** start Given data **

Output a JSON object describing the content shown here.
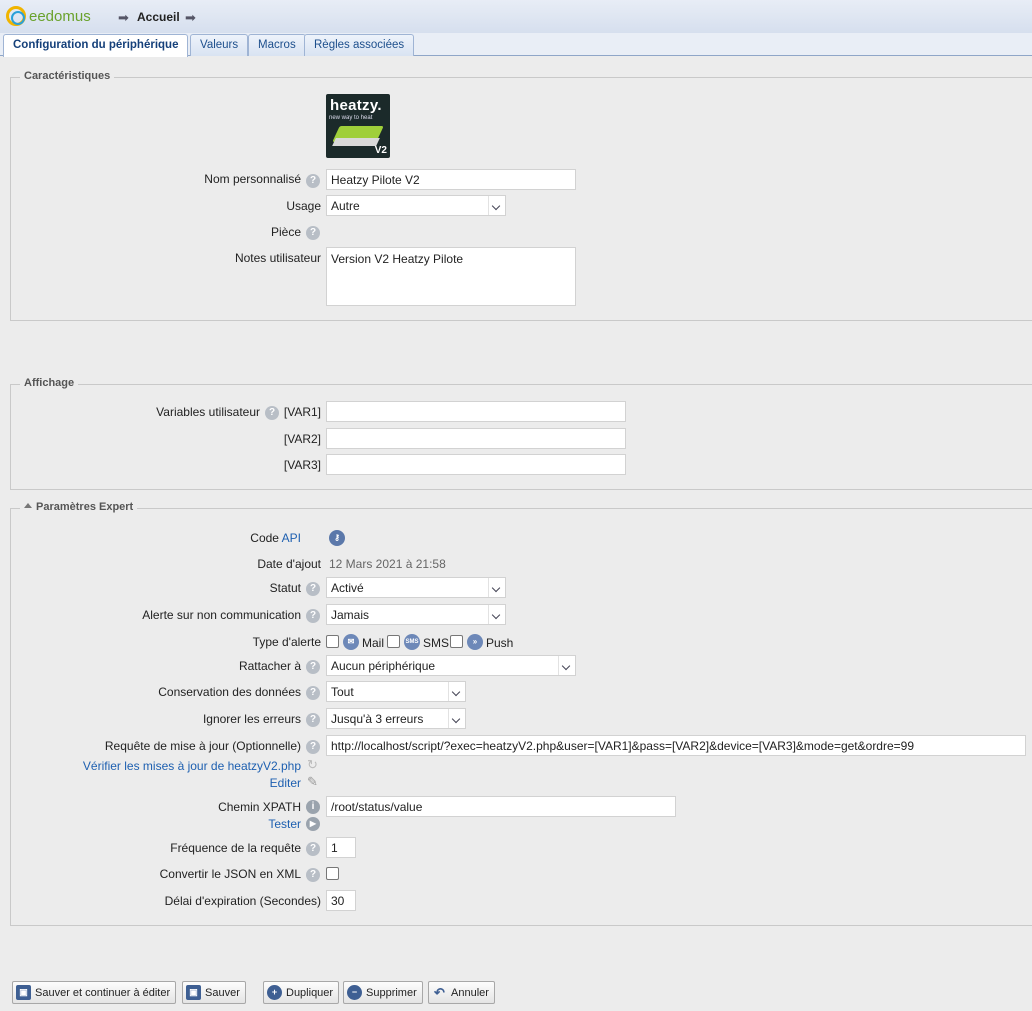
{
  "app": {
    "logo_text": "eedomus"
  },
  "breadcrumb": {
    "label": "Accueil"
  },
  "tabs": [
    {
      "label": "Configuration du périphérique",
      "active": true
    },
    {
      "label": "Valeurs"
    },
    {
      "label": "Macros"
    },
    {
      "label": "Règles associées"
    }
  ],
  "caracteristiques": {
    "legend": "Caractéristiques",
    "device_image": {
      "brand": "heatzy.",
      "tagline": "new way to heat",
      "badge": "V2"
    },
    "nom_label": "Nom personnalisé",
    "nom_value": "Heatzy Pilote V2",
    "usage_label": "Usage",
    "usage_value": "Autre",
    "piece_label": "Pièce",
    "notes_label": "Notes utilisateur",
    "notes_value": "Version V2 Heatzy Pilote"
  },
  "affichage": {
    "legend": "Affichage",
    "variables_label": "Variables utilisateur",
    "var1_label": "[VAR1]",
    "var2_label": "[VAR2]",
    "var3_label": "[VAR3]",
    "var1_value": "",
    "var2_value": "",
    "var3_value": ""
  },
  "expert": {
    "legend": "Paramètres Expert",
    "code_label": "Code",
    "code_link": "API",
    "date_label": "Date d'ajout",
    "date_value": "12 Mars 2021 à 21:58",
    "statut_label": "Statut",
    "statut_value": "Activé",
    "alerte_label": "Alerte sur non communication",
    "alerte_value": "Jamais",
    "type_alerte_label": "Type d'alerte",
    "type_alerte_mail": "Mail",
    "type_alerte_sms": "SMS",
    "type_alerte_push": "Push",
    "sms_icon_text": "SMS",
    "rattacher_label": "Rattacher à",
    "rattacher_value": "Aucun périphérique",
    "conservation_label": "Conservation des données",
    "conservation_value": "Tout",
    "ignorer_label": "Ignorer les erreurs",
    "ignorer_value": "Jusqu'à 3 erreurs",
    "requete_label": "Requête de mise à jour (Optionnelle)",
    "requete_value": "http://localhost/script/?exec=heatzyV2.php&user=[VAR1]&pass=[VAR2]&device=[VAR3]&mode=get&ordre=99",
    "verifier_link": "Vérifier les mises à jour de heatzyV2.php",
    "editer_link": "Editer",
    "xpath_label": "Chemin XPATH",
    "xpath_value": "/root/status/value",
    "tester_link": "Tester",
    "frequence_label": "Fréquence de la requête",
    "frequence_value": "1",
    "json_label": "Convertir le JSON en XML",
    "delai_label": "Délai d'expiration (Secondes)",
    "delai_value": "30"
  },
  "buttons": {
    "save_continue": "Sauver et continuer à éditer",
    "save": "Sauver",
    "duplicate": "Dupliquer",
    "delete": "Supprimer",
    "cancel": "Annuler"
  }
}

** end Given data **

_Directions for this task_
Repeat the listing in full and exactly. Do not include any images.

_Solution to the exercise_
Output a JSON object describing the content shown here.
{
  "app": {
    "logo_text": "eedomus"
  },
  "breadcrumb": {
    "label": "Accueil"
  },
  "tabs": [
    {
      "label": "Configuration du périphérique",
      "active": true
    },
    {
      "label": "Valeurs"
    },
    {
      "label": "Macros"
    },
    {
      "label": "Règles associées"
    }
  ],
  "caracteristiques": {
    "legend": "Caractéristiques",
    "device_image": {
      "brand": "heatzy.",
      "tagline": "new way to heat",
      "badge": "V2"
    },
    "nom_label": "Nom personnalisé",
    "nom_value": "Heatzy Pilote V2",
    "usage_label": "Usage",
    "usage_value": "Autre",
    "piece_label": "Pièce",
    "notes_label": "Notes utilisateur",
    "notes_value": "Version V2 Heatzy Pilote"
  },
  "affichage": {
    "legend": "Affichage",
    "variables_label": "Variables utilisateur",
    "var1_label": "[VAR1]",
    "var2_label": "[VAR2]",
    "var3_label": "[VAR3]",
    "var1_value": "",
    "var2_value": "",
    "var3_value": ""
  },
  "expert": {
    "legend": "Paramètres Expert",
    "code_label": "Code",
    "code_link": "API",
    "date_label": "Date d'ajout",
    "date_value": "12 Mars 2021 à 21:58",
    "statut_label": "Statut",
    "statut_value": "Activé",
    "alerte_label": "Alerte sur non communication",
    "alerte_value": "Jamais",
    "type_alerte_label": "Type d'alerte",
    "type_alerte_mail": "Mail",
    "type_alerte_sms": "SMS",
    "type_alerte_push": "Push",
    "sms_icon_text": "SMS",
    "rattacher_label": "Rattacher à",
    "rattacher_value": "Aucun périphérique",
    "conservation_label": "Conservation des données",
    "conservation_value": "Tout",
    "ignorer_label": "Ignorer les erreurs",
    "ignorer_value": "Jusqu'à 3 erreurs",
    "requete_label": "Requête de mise à jour (Optionnelle)",
    "requete_value": "http://localhost/script/?exec=heatzyV2.php&user=[VAR1]&pass=[VAR2]&device=[VAR3]&mode=get&ordre=99",
    "verifier_link": "Vérifier les mises à jour de heatzyV2.php",
    "editer_link": "Editer",
    "xpath_label": "Chemin XPATH",
    "xpath_value": "/root/status/value",
    "tester_link": "Tester",
    "frequence_label": "Fréquence de la requête",
    "frequence_value": "1",
    "json_label": "Convertir le JSON en XML",
    "delai_label": "Délai d'expiration (Secondes)",
    "delai_value": "30"
  },
  "buttons": {
    "save_continue": "Sauver et continuer à éditer",
    "save": "Sauver",
    "duplicate": "Dupliquer",
    "delete": "Supprimer",
    "cancel": "Annuler"
  }
}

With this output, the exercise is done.